-- START Extracted information --
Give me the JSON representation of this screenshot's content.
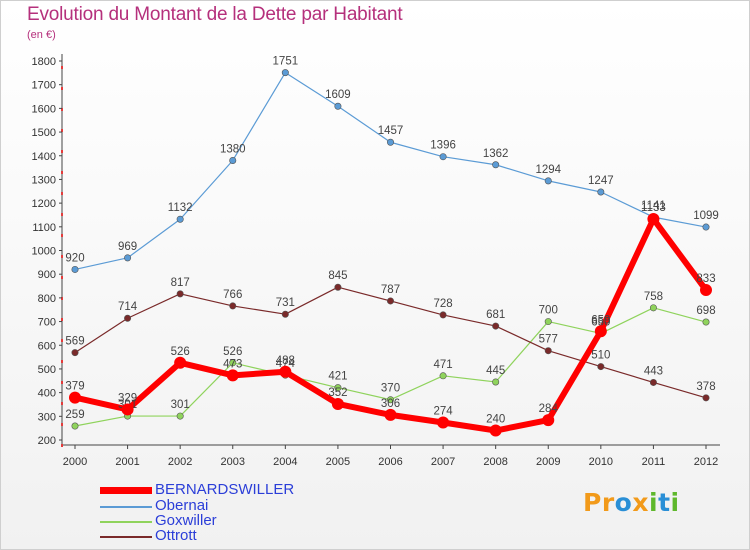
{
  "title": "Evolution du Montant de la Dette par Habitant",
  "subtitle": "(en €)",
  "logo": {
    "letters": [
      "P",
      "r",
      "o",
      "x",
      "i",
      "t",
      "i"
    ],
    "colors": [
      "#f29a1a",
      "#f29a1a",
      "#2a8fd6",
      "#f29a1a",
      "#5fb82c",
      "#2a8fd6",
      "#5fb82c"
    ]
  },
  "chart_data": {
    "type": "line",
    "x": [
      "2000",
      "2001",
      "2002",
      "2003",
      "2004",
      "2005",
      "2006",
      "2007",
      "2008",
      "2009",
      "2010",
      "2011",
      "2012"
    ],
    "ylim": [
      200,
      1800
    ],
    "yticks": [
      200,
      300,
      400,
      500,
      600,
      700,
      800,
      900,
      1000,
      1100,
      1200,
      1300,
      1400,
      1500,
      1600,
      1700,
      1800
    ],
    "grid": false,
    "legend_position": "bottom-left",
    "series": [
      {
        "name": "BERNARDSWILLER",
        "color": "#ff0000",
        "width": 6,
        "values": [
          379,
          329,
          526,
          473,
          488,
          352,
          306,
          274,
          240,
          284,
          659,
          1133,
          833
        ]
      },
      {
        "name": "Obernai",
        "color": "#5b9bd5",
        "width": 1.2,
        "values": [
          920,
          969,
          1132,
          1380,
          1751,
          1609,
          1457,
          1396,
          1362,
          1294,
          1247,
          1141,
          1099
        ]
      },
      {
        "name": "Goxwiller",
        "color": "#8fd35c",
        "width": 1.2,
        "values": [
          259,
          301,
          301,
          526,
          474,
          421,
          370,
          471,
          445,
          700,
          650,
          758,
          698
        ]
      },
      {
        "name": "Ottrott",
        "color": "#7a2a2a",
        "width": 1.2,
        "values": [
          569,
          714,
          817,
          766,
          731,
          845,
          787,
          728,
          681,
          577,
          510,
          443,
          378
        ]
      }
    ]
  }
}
-- END Extracted information --
Write out each line of the data exactly; the images should be left out.

Give me the JSON representation of this screenshot's content.
{
  "title": "Evolution du Montant de la Dette par Habitant",
  "subtitle": "(en €)",
  "logo": {
    "letters": [
      "P",
      "r",
      "o",
      "x",
      "i",
      "t",
      "i"
    ],
    "colors": [
      "#f29a1a",
      "#f29a1a",
      "#2a8fd6",
      "#f29a1a",
      "#5fb82c",
      "#2a8fd6",
      "#5fb82c"
    ]
  },
  "chart_data": {
    "type": "line",
    "x": [
      "2000",
      "2001",
      "2002",
      "2003",
      "2004",
      "2005",
      "2006",
      "2007",
      "2008",
      "2009",
      "2010",
      "2011",
      "2012"
    ],
    "ylim": [
      200,
      1800
    ],
    "yticks": [
      200,
      300,
      400,
      500,
      600,
      700,
      800,
      900,
      1000,
      1100,
      1200,
      1300,
      1400,
      1500,
      1600,
      1700,
      1800
    ],
    "grid": false,
    "legend_position": "bottom-left",
    "series": [
      {
        "name": "BERNARDSWILLER",
        "color": "#ff0000",
        "width": 6,
        "values": [
          379,
          329,
          526,
          473,
          488,
          352,
          306,
          274,
          240,
          284,
          659,
          1133,
          833
        ]
      },
      {
        "name": "Obernai",
        "color": "#5b9bd5",
        "width": 1.2,
        "values": [
          920,
          969,
          1132,
          1380,
          1751,
          1609,
          1457,
          1396,
          1362,
          1294,
          1247,
          1141,
          1099
        ]
      },
      {
        "name": "Goxwiller",
        "color": "#8fd35c",
        "width": 1.2,
        "values": [
          259,
          301,
          301,
          526,
          474,
          421,
          370,
          471,
          445,
          700,
          650,
          758,
          698
        ]
      },
      {
        "name": "Ottrott",
        "color": "#7a2a2a",
        "width": 1.2,
        "values": [
          569,
          714,
          817,
          766,
          731,
          845,
          787,
          728,
          681,
          577,
          510,
          443,
          378
        ]
      }
    ]
  }
}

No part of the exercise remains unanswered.